TASK OBJECTIVE: Scan the listing and copy each line where the word "Approved" is present.

PROVIDED ENTRIES:

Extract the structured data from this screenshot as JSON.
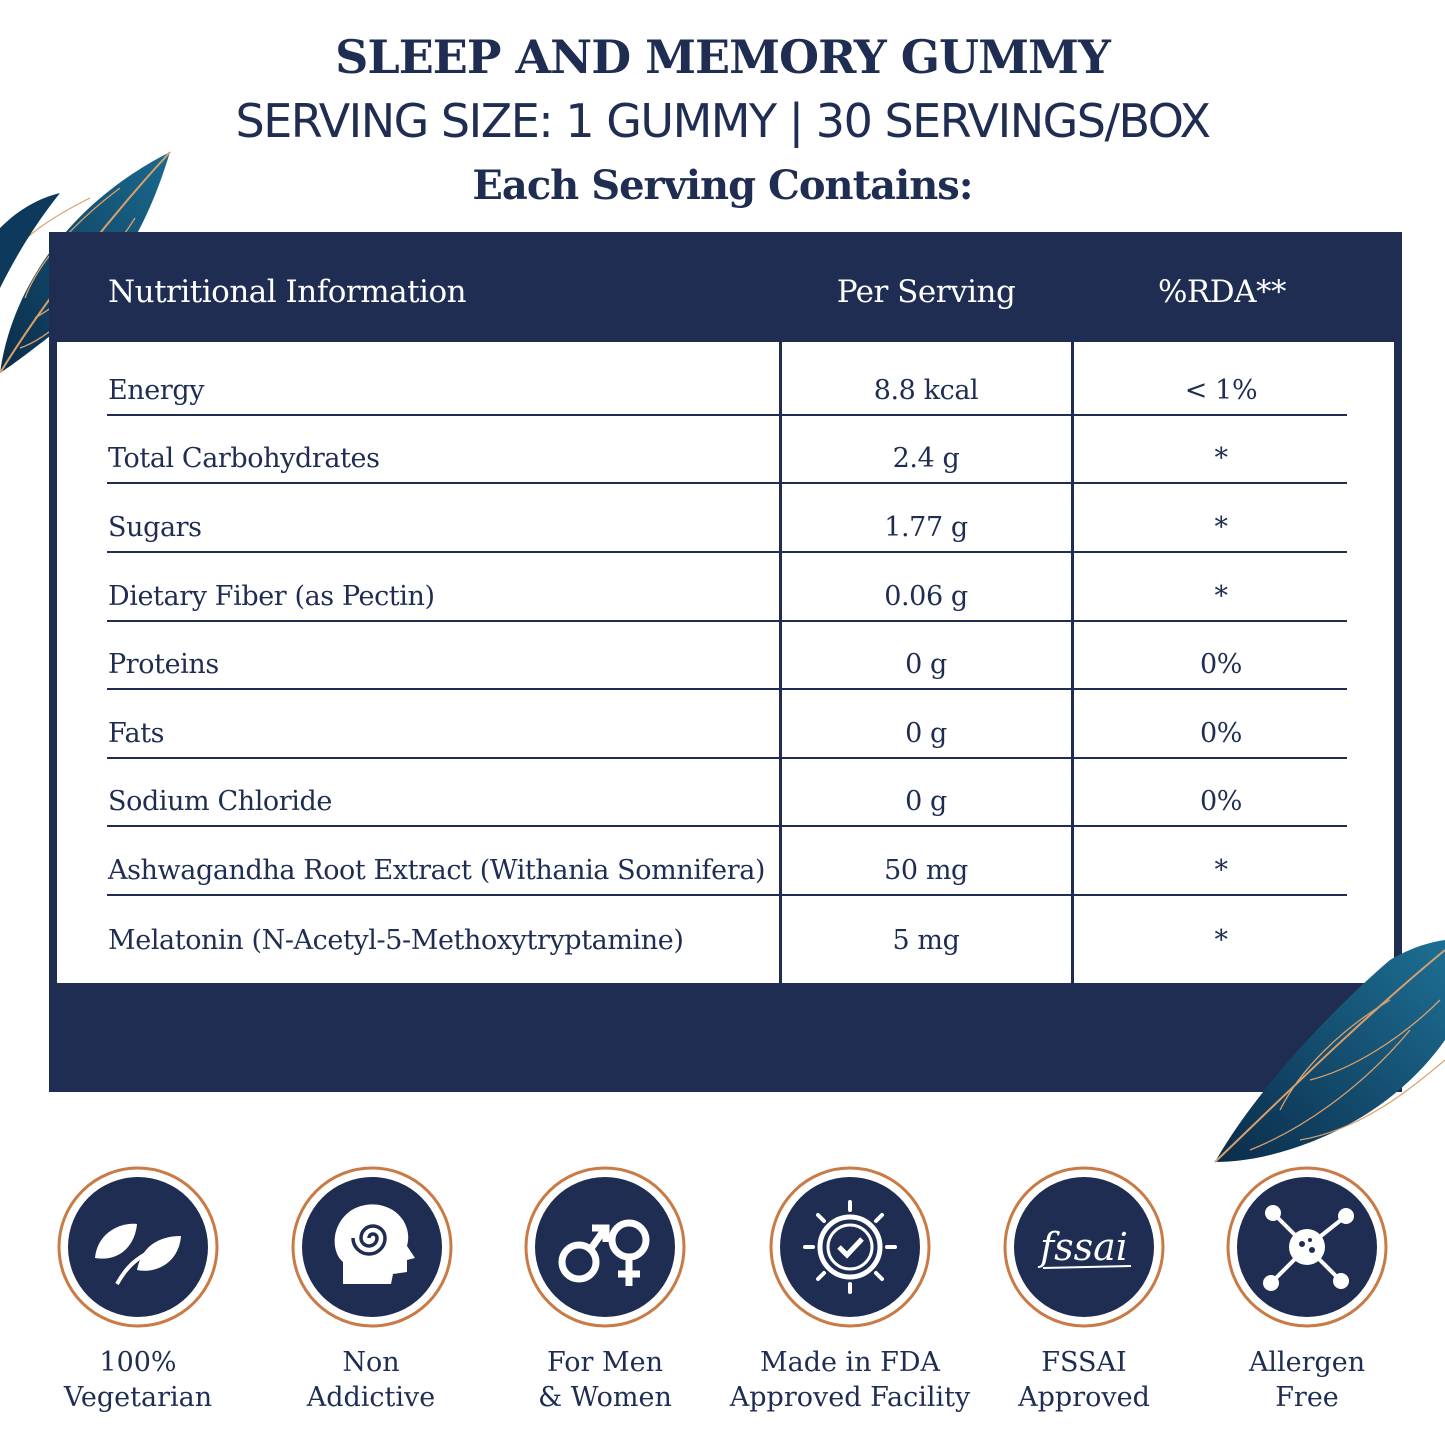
{
  "header": {
    "title": "SLEEP AND MEMORY GUMMY",
    "serving_line": "SERVING SIZE: 1 GUMMY | 30 SERVINGS/BOX",
    "subheading": "Each Serving Contains:"
  },
  "table": {
    "columns": [
      "Nutritional Information",
      "Per Serving",
      "%RDA**"
    ],
    "rows": [
      {
        "name": "Energy",
        "per_serving": "8.8 kcal",
        "rda": "< 1%"
      },
      {
        "name": "Total Carbohydrates",
        "per_serving": "2.4 g",
        "rda": "*"
      },
      {
        "name": "Sugars",
        "per_serving": "1.77 g",
        "rda": "*"
      },
      {
        "name": "Dietary Fiber (as Pectin)",
        "per_serving": "0.06 g",
        "rda": "*"
      },
      {
        "name": "Proteins",
        "per_serving": "0 g",
        "rda": "0%"
      },
      {
        "name": "Fats",
        "per_serving": "0 g",
        "rda": "0%"
      },
      {
        "name": "Sodium Chloride",
        "per_serving": "0 g",
        "rda": "0%"
      },
      {
        "name": "Ashwagandha Root Extract (Withania Somnifera)",
        "per_serving": "50 mg",
        "rda": "*"
      },
      {
        "name": "Melatonin (N-Acetyl-5-Methoxytryptamine)",
        "per_serving": "5 mg",
        "rda": "*"
      }
    ]
  },
  "badges": [
    {
      "icon": "leaves-icon",
      "line1": "100%",
      "line2": "Vegetarian"
    },
    {
      "icon": "head-spiral-icon",
      "line1": "Non",
      "line2": "Addictive"
    },
    {
      "icon": "gender-symbols-icon",
      "line1": "For Men",
      "line2": "& Women"
    },
    {
      "icon": "sun-check-icon",
      "line1": "Made in FDA",
      "line2": "Approved Facility"
    },
    {
      "icon": "fssai-logo-icon",
      "line1": "FSSAI",
      "line2": "Approved",
      "logo_text": "fssai"
    },
    {
      "icon": "molecule-icon",
      "line1": "Allergen",
      "line2": "Free"
    }
  ],
  "colors": {
    "navy": "#1f2d52",
    "copper": "#c97a45",
    "leaf_teal": "#0f4a6e",
    "gold": "#d9a06b"
  }
}
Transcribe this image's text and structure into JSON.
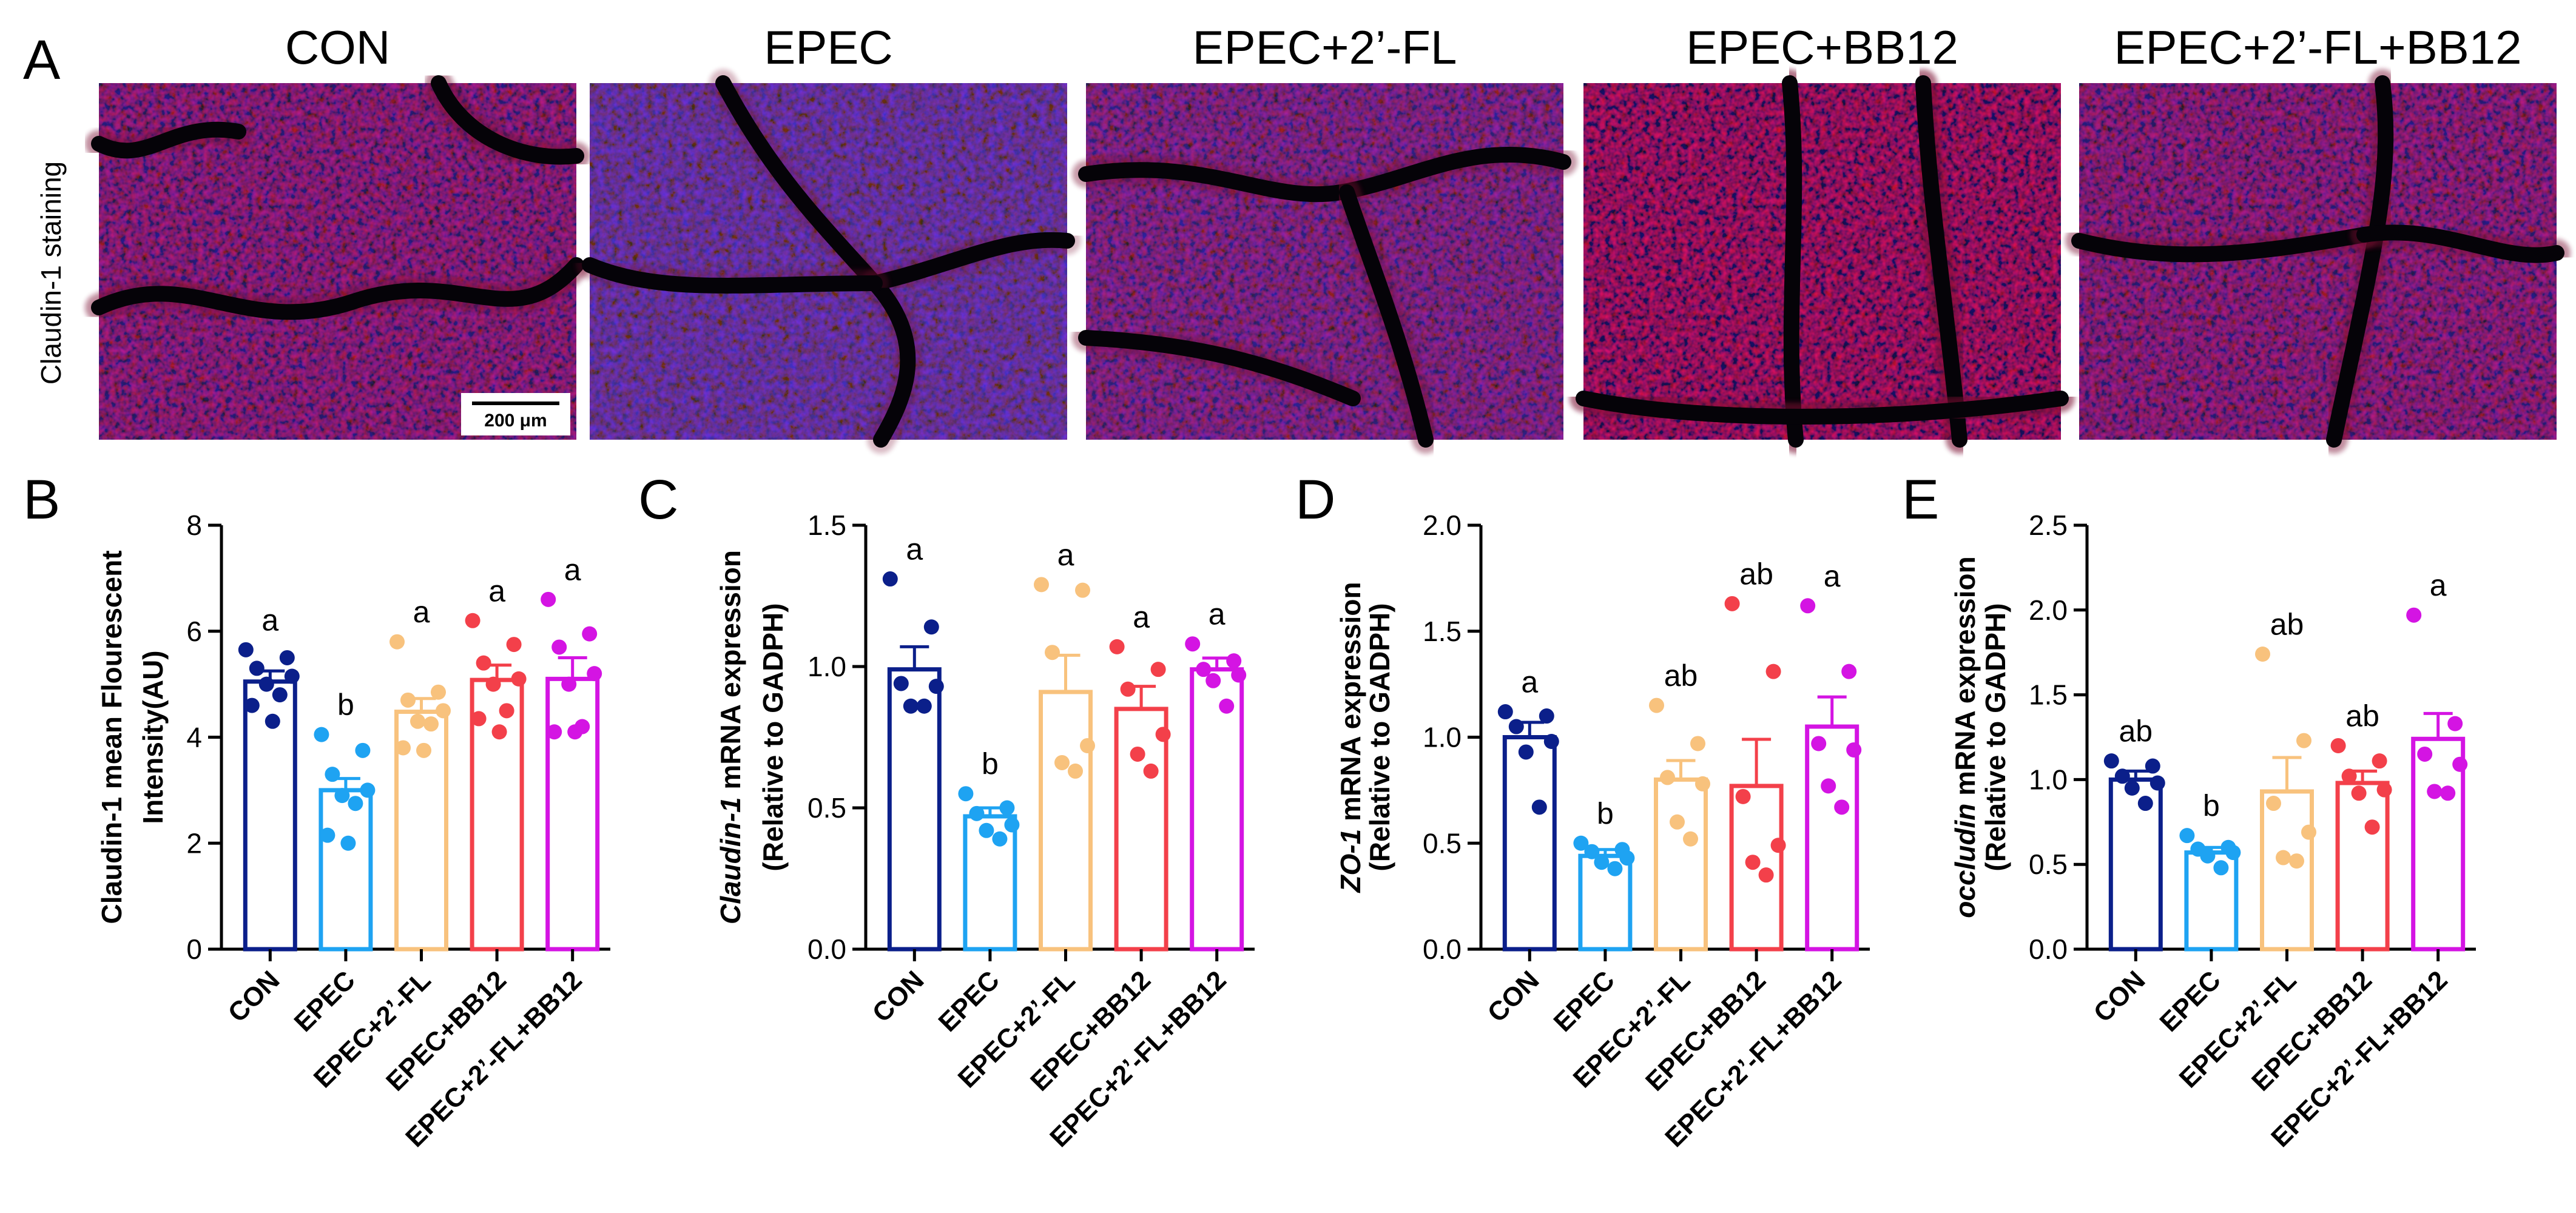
{
  "figure": {
    "panel_letters": [
      "A",
      "B",
      "C",
      "D",
      "E"
    ],
    "staining_label": "Claudin-1 staining",
    "scale_bar": "200 μm",
    "groups": [
      "CON",
      "EPEC",
      "EPEC+2’-FL",
      "EPEC+BB12",
      "EPEC+2’-FL+BB12"
    ],
    "group_colors": [
      "#0b1f8a",
      "#1ea3f2",
      "#f8c27d",
      "#f3404a",
      "#d414e3"
    ]
  },
  "chart_data": [
    {
      "type": "bar",
      "panel": "B",
      "ylabel_lines": [
        [
          {
            "t": "Claudin-1 mean Flourescent",
            "i": false
          }
        ],
        [
          {
            "t": "Intensity(AU)",
            "i": false
          }
        ]
      ],
      "categories": [
        "CON",
        "EPEC",
        "EPEC+2’-FL",
        "EPEC+BB12",
        "EPEC+2’-FL+BB12"
      ],
      "values": [
        5.05,
        3.0,
        4.48,
        5.08,
        5.1
      ],
      "sem": [
        0.2,
        0.22,
        0.25,
        0.28,
        0.4
      ],
      "points": [
        [
          5.65,
          5.5,
          5.3,
          5.15,
          5.0,
          4.8,
          4.6,
          4.3
        ],
        [
          4.05,
          3.75,
          3.3,
          3.0,
          2.9,
          2.75,
          2.15,
          2.0
        ],
        [
          5.8,
          4.85,
          4.7,
          4.5,
          4.3,
          4.25,
          3.8,
          3.75
        ],
        [
          6.2,
          5.75,
          5.4,
          5.1,
          5.0,
          4.5,
          4.35,
          4.1
        ],
        [
          6.6,
          5.95,
          5.7,
          5.2,
          5.0,
          4.2,
          4.1,
          4.1
        ]
      ],
      "letters": [
        "a",
        "b",
        "a",
        "a",
        "a"
      ],
      "ylim": [
        0,
        8
      ],
      "yticks": [
        0,
        2,
        4,
        6,
        8
      ],
      "tick_labels": [
        "0",
        "2",
        "4",
        "6",
        "8"
      ]
    },
    {
      "type": "bar",
      "panel": "C",
      "ylabel_lines": [
        [
          {
            "t": "Claudin-1",
            "i": true
          },
          {
            "t": " mRNA expression",
            "i": false
          }
        ],
        [
          {
            "t": "(Relative to GADPH)",
            "i": false
          }
        ]
      ],
      "categories": [
        "CON",
        "EPEC",
        "EPEC+2’-FL",
        "EPEC+BB12",
        "EPEC+2’-FL+BB12"
      ],
      "values": [
        0.99,
        0.47,
        0.91,
        0.85,
        0.99
      ],
      "sem": [
        0.08,
        0.03,
        0.13,
        0.08,
        0.04
      ],
      "points": [
        [
          1.31,
          1.14,
          0.94,
          0.93,
          0.86,
          0.86
        ],
        [
          0.55,
          0.5,
          0.48,
          0.44,
          0.42,
          0.39
        ],
        [
          1.29,
          1.27,
          1.05,
          0.72,
          0.66,
          0.63
        ],
        [
          1.07,
          0.99,
          0.92,
          0.76,
          0.69,
          0.63
        ],
        [
          1.08,
          1.02,
          0.99,
          0.97,
          0.95,
          0.86
        ]
      ],
      "letters": [
        "a",
        "b",
        "a",
        "a",
        "a"
      ],
      "ylim": [
        0,
        1.5
      ],
      "yticks": [
        0,
        0.5,
        1.0,
        1.5
      ],
      "tick_labels": [
        "0.0",
        "0.5",
        "1.0",
        "1.5"
      ]
    },
    {
      "type": "bar",
      "panel": "D",
      "ylabel_lines": [
        [
          {
            "t": "ZO-1",
            "i": true
          },
          {
            "t": " mRNA expression",
            "i": false
          }
        ],
        [
          {
            "t": "(Relative to GADPH)",
            "i": false
          }
        ]
      ],
      "categories": [
        "CON",
        "EPEC",
        "EPEC+2’-FL",
        "EPEC+BB12",
        "EPEC+2’-FL+BB12"
      ],
      "values": [
        1.0,
        0.44,
        0.8,
        0.77,
        1.05
      ],
      "sem": [
        0.07,
        0.03,
        0.09,
        0.22,
        0.14
      ],
      "points": [
        [
          1.12,
          1.1,
          1.05,
          0.98,
          0.93,
          0.67
        ],
        [
          0.5,
          0.47,
          0.46,
          0.43,
          0.41,
          0.38
        ],
        [
          1.15,
          0.97,
          0.81,
          0.78,
          0.6,
          0.52
        ],
        [
          1.63,
          1.31,
          0.72,
          0.49,
          0.41,
          0.35
        ],
        [
          1.62,
          1.31,
          0.97,
          0.94,
          0.77,
          0.67
        ]
      ],
      "letters": [
        "a",
        "b",
        "ab",
        "ab",
        "a"
      ],
      "ylim": [
        0,
        2.0
      ],
      "yticks": [
        0,
        0.5,
        1.0,
        1.5,
        2.0
      ],
      "tick_labels": [
        "0.0",
        "0.5",
        "1.0",
        "1.5",
        "2.0"
      ]
    },
    {
      "type": "bar",
      "panel": "E",
      "ylabel_lines": [
        [
          {
            "t": "occludin",
            "i": true
          },
          {
            "t": " mRNA expression",
            "i": false
          }
        ],
        [
          {
            "t": "(Relative to GADPH)",
            "i": false
          }
        ]
      ],
      "categories": [
        "CON",
        "EPEC",
        "EPEC+2’-FL",
        "EPEC+BB12",
        "EPEC+2’-FL+BB12"
      ],
      "values": [
        1.0,
        0.57,
        0.93,
        0.98,
        1.24
      ],
      "sem": [
        0.05,
        0.03,
        0.2,
        0.07,
        0.15
      ],
      "points": [
        [
          1.11,
          1.08,
          1.02,
          0.98,
          0.95,
          0.86
        ],
        [
          0.67,
          0.6,
          0.59,
          0.57,
          0.55,
          0.48
        ],
        [
          1.74,
          1.23,
          0.86,
          0.69,
          0.54,
          0.52
        ],
        [
          1.2,
          1.11,
          1.02,
          0.94,
          0.92,
          0.72
        ],
        [
          1.97,
          1.33,
          1.15,
          1.09,
          0.93,
          0.92
        ]
      ],
      "letters": [
        "ab",
        "b",
        "ab",
        "ab",
        "a"
      ],
      "ylim": [
        0,
        2.5
      ],
      "yticks": [
        0,
        0.5,
        1.0,
        1.5,
        2.0,
        2.5
      ],
      "tick_labels": [
        "0.0",
        "0.5",
        "1.0",
        "1.5",
        "2.0",
        "2.5"
      ]
    }
  ]
}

ANSWER FOR THE TASK:
      "line2": "Approved Facility"
      "line2": "Approved",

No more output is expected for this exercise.